TASK TO CARRY OUT: Write out the entries verbatim and leave the images out of the copy.

MATERIAL SHOWN:

□ □ □ □ □

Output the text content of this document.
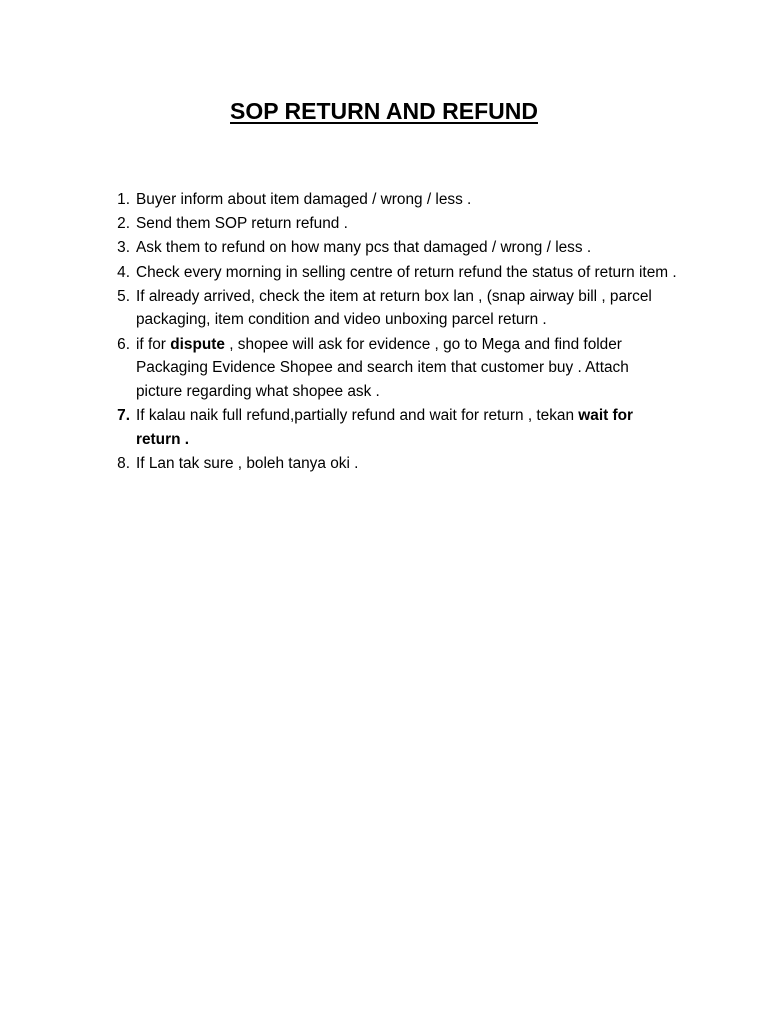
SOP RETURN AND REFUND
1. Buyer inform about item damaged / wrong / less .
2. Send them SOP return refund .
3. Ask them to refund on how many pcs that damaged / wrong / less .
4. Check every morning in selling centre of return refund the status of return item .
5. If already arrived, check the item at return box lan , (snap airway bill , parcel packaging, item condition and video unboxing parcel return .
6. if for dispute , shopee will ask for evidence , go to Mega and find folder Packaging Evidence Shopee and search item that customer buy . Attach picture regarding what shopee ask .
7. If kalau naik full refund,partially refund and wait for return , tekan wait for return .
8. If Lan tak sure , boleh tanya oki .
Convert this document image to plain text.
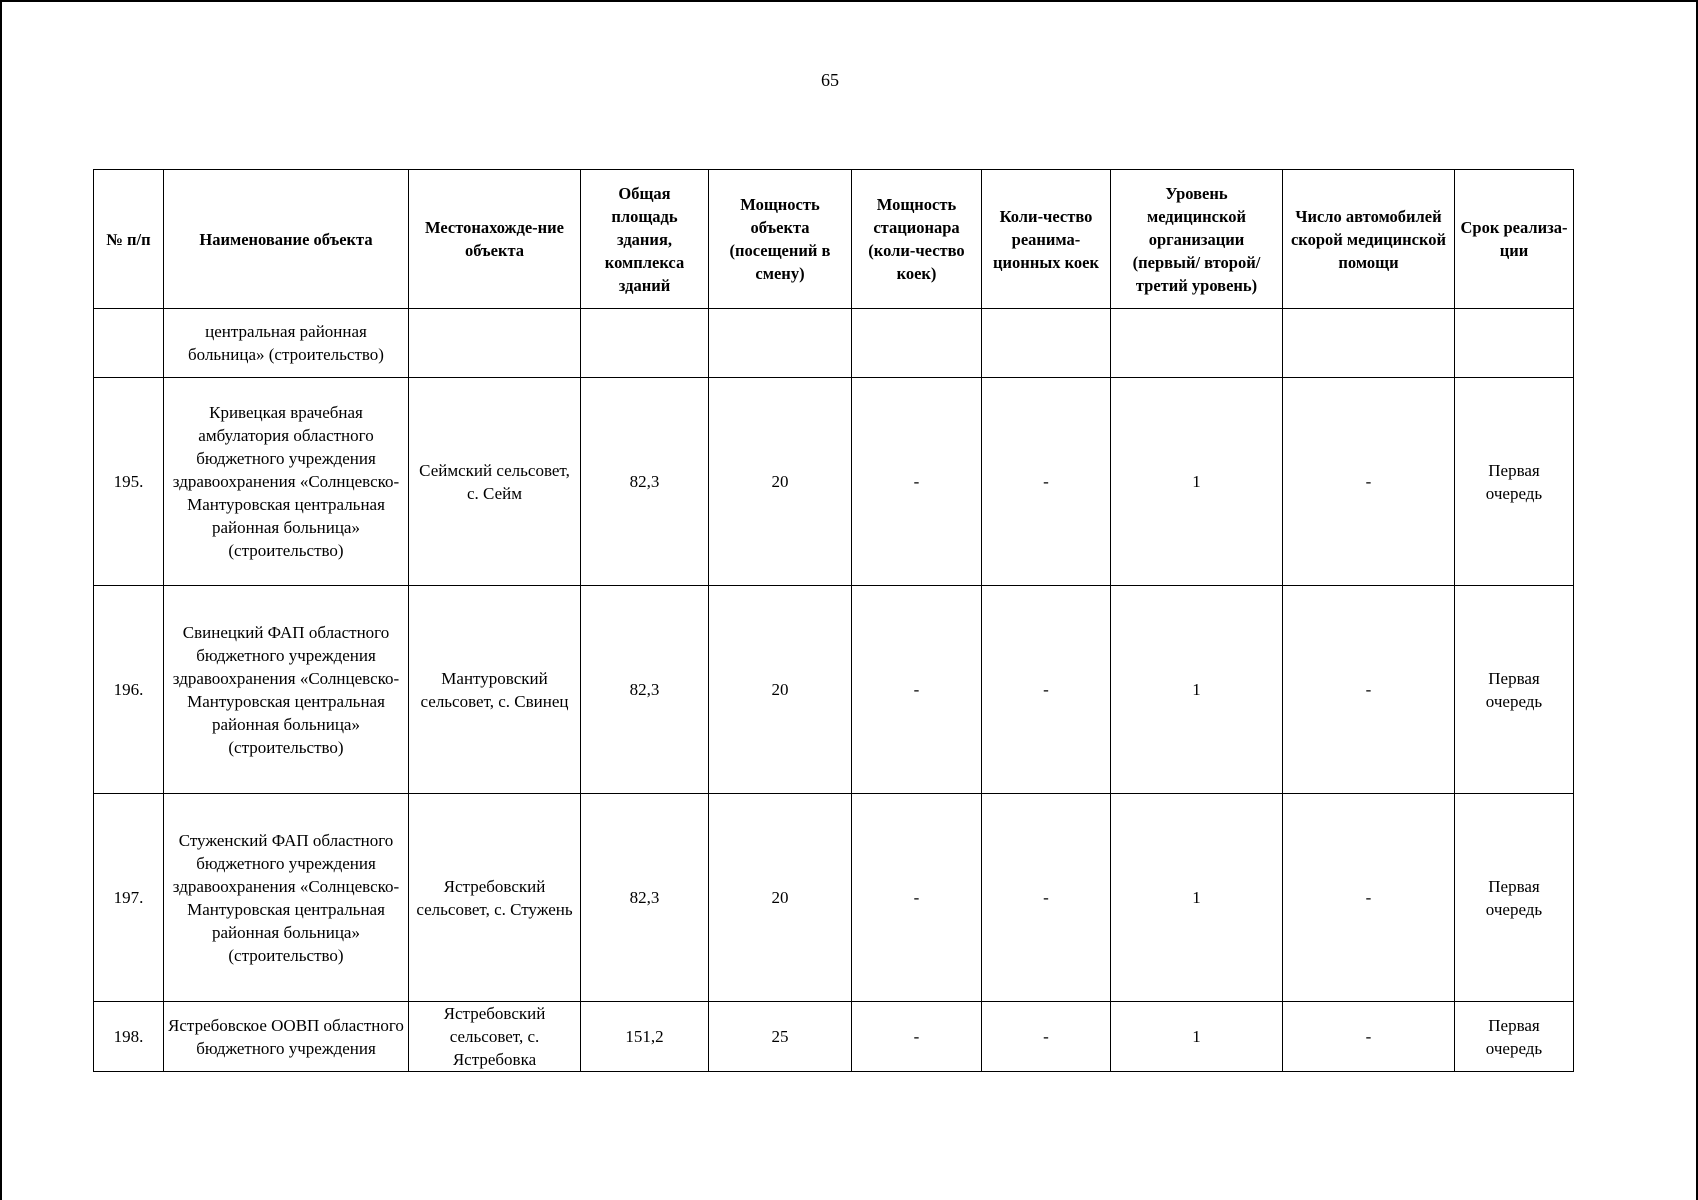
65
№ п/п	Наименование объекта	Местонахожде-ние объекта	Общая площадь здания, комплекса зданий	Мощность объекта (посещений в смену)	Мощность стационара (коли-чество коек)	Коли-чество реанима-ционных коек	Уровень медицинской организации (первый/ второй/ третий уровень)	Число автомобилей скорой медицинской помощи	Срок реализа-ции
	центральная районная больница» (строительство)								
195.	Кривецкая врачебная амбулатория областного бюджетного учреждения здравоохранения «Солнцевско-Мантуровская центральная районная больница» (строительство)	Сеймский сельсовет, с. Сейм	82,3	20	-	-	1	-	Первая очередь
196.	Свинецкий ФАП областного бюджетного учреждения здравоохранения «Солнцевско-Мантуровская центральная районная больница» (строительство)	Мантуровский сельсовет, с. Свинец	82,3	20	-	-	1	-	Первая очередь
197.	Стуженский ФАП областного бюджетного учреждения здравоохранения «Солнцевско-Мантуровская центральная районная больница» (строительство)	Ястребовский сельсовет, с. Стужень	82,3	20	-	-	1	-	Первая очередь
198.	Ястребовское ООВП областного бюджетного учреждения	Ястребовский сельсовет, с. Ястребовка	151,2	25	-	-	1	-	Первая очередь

□ □ □ □ □

SOLUTION BELOW:
Output the text content of this document.
SOP RETURN AND REFUND
1. Buyer inform about item damaged / wrong / less .
2. Send them SOP return refund .
3. Ask them to refund on how many pcs that damaged / wrong / less .
4. Check every morning in selling centre of return refund the status of return item .
5. If already arrived, check the item at return box lan , (snap airway bill , parcel packaging, item condition and video unboxing parcel return .
6. if for dispute , shopee will ask for evidence , go to Mega and find folder Packaging Evidence Shopee and search item that customer buy . Attach picture regarding what shopee ask .
7. If kalau naik full refund,partially refund and wait for return , tekan wait for return .
8. If Lan tak sure , boleh tanya oki .
Convert this document image to plain text.
65
№ п/п	Наименование объекта	Местонахожде-ние объекта	Общая площадь здания, комплекса зданий	Мощность объекта (посещений в смену)	Мощность стационара (коли-чество коек)	Коли-чество реанима-ционных коек	Уровень медицинской организации (первый/ второй/ третий уровень)	Число автомобилей скорой медицинской помощи	Срок реализа-ции
	центральная районная больница» (строительство)								
195.	Кривецкая врачебная амбулатория областного бюджетного учреждения здравоохранения «Солнцевско-Мантуровская центральная районная больница» (строительство)	Сеймский сельсовет, с. Сейм	82,3	20	-	-	1	-	Первая очередь
196.	Свинецкий ФАП областного бюджетного учреждения здравоохранения «Солнцевско-Мантуровская центральная районная больница» (строительство)	Мантуровский сельсовет, с. Свинец	82,3	20	-	-	1	-	Первая очередь
197.	Стуженский ФАП областного бюджетного учреждения здравоохранения «Солнцевско-Мантуровская центральная районная больница» (строительство)	Ястребовский сельсовет, с. Стужень	82,3	20	-	-	1	-	Первая очередь
198.	Ястребовское ООВП областного бюджетного учреждения	Ястребовский сельсовет, с. Ястребовка	151,2	25	-	-	1	-	Первая очередь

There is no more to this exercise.